### TASK DIRECTIONS
Quote every entry word for word.

Some records
====

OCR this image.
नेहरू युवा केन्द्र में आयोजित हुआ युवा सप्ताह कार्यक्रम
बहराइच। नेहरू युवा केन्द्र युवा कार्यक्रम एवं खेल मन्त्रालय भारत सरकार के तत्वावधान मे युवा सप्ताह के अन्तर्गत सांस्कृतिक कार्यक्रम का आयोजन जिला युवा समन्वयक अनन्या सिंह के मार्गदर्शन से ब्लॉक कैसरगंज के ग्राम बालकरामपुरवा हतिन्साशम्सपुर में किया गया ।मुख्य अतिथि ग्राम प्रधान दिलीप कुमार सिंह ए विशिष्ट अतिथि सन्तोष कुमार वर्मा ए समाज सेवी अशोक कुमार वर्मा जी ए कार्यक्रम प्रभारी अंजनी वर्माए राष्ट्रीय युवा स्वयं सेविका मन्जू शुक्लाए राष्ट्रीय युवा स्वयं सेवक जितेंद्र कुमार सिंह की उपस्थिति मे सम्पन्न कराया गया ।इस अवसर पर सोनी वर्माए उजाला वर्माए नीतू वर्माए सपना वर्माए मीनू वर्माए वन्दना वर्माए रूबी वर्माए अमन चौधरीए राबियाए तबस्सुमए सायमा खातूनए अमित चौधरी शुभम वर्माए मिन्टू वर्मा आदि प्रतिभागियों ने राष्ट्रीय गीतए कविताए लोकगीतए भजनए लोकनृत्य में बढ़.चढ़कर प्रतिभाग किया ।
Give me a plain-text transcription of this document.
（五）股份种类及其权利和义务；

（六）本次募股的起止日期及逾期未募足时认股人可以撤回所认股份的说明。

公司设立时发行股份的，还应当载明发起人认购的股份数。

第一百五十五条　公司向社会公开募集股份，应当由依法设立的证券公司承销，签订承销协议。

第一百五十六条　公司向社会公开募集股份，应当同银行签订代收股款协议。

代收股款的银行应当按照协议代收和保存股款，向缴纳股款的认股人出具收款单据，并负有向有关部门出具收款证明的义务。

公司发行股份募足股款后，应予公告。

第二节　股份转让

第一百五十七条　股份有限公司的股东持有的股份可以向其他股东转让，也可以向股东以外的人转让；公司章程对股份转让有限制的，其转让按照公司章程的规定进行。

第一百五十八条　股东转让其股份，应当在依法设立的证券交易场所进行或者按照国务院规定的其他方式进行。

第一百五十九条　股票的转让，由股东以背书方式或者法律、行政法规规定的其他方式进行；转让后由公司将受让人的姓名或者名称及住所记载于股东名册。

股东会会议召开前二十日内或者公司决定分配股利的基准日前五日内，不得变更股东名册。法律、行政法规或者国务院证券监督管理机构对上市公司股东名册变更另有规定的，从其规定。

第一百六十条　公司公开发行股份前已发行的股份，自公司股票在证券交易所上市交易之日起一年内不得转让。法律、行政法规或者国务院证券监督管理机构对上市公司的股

====

### EXPECTED ANSWER
OCR this image.
नेहरू युवा केन्द्र में आयोजित हुआ युवा सप्ताह कार्यक्रम
बहराइच। नेहरू युवा केन्द्र युवा कार्यक्रम एवं खेल मन्त्रालय भारत सरकार के तत्वावधान मे युवा सप्ताह के अन्तर्गत सांस्कृतिक कार्यक्रम का आयोजन जिला युवा समन्वयक अनन्या सिंह के मार्गदर्शन से ब्लॉक कैसरगंज के ग्राम बालकरामपुरवा हतिन्साशम्सपुर में किया गया ।मुख्य अतिथि ग्राम प्रधान दिलीप कुमार सिंह ए विशिष्ट अतिथि सन्तोष कुमार वर्मा ए समाज सेवी अशोक कुमार वर्मा जी ए कार्यक्रम प्रभारी अंजनी वर्माए राष्ट्रीय युवा स्वयं सेविका मन्जू शुक्लाए राष्ट्रीय युवा स्वयं सेवक जितेंद्र कुमार सिंह की उपस्थिति मे सम्पन्न कराया गया ।इस अवसर पर सोनी वर्माए उजाला वर्माए नीतू वर्माए सपना वर्माए मीनू वर्माए वन्दना वर्माए रूबी वर्माए अमन चौधरीए राबियाए तबस्सुमए सायमा खातूनए अमित चौधरी शुभम वर्माए मिन्टू वर्मा आदि प्रतिभागियों ने राष्ट्रीय गीतए कविताए लोकगीतए भजनए लोकनृत्य में बढ़.चढ़कर प्रतिभाग किया ।
Give me a plain-text transcription of this document.
（五）股份种类及其权利和义务；

（六）本次募股的起止日期及逾期未募足时认股人可以撤回所认股份的说明。

公司设立时发行股份的，还应当载明发起人认购的股份数。

第一百五十五条　公司向社会公开募集股份，应当由依法设立的证券公司承销，签订承销协议。

第一百五十六条　公司向社会公开募集股份，应当同银行签订代收股款协议。

代收股款的银行应当按照协议代收和保存股款，向缴纳股款的认股人出具收款单据，并负有向有关部门出具收款证明的义务。

公司发行股份募足股款后，应予公告。

第二节　股份转让

第一百五十七条　股份有限公司的股东持有的股份可以向其他股东转让，也可以向股东以外的人转让；公司章程对股份转让有限制的，其转让按照公司章程的规定进行。

第一百五十八条　股东转让其股份，应当在依法设立的证券交易场所进行或者按照国务院规定的其他方式进行。

第一百五十九条　股票的转让，由股东以背书方式或者法律、行政法规规定的其他方式进行；转让后由公司将受让人的姓名或者名称及住所记载于股东名册。

股东会会议召开前二十日内或者公司决定分配股利的基准日前五日内，不得变更股东名册。法律、行政法规或者国务院证券监督管理机构对上市公司股东名册变更另有规定的，从其规定。

第一百六十条　公司公开发行股份前已发行的股份，自公司股票在证券交易所上市交易之日起一年内不得转让。法律、行政法规或者国务院证券监督管理机构对上市公司的股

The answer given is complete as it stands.